◆ **Aim**:
Present every line in which the string "Public" appears.

◆ **Records supplied**:
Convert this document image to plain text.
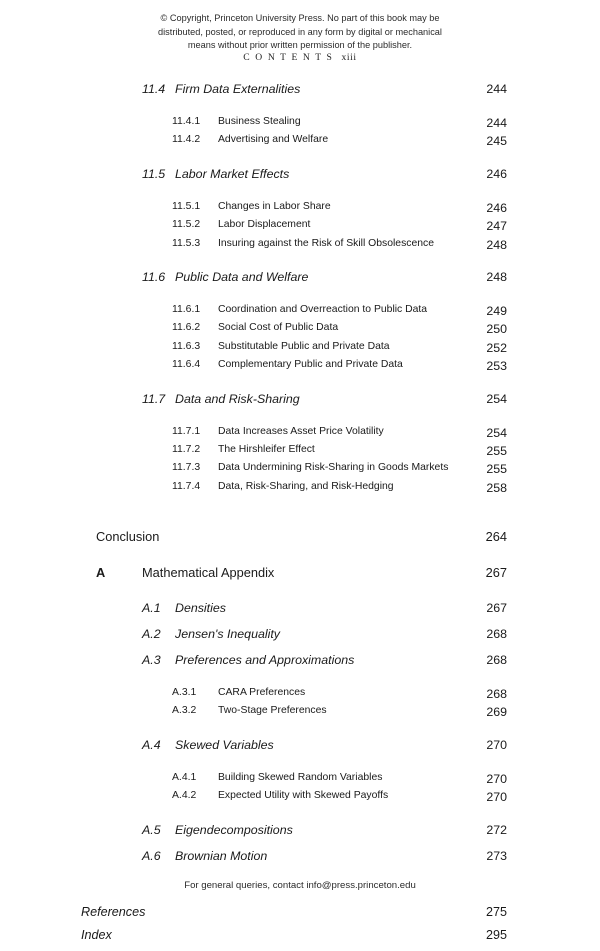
© Copyright, Princeton University Press. No part of this book may be
distributed, posted, or reproduced in any form by digital or mechanical
means without prior written permission of the publisher.
C O N T E N T S xiii
11.4 Firm Data Externalities	244
11.4.1 Business Stealing	244
11.4.2 Advertising and Welfare	245
11.5 Labor Market Effects	246
11.5.1 Changes in Labor Share	246
11.5.2 Labor Displacement	247
11.5.3 Insuring against the Risk of Skill Obsolescence	248
11.6 Public Data and Welfare	248
11.6.1 Coordination and Overreaction to Public Data	249
11.6.2 Social Cost of Public Data	250
11.6.3 Substitutable Public and Private Data	252
11.6.4 Complementary Public and Private Data	253
11.7 Data and Risk-Sharing	254
11.7.1 Data Increases Asset Price Volatility	254
11.7.2 The Hirshleifer Effect	255
11.7.3 Data Undermining Risk-Sharing in Goods Markets	255
11.7.4 Data, Risk-Sharing, and Risk-Hedging	258
Conclusion	264
A	Mathematical Appendix	267
A.1 Densities	267
A.2 Jensen's Inequality	268
A.3 Preferences and Approximations	268
A.3.1 CARA Preferences	268
A.3.2 Two-Stage Preferences	269
A.4 Skewed Variables	270
A.4.1 Building Skewed Random Variables	270
A.4.2 Expected Utility with Skewed Payoffs	270
A.5 Eigendecompositions	272
A.6 Brownian Motion	273
References	275
Index	295
For general queries, contact info@press.princeton.edu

◆ **Reply to the task**:
11.6 Public Data and Welfare	248
11.6.1 Coordination and Overreaction to Public Data	249
11.6.2 Social Cost of Public Data	250
11.6.3 Substitutable Public and Private Data	252
11.6.4 Complementary Public and Private Data	253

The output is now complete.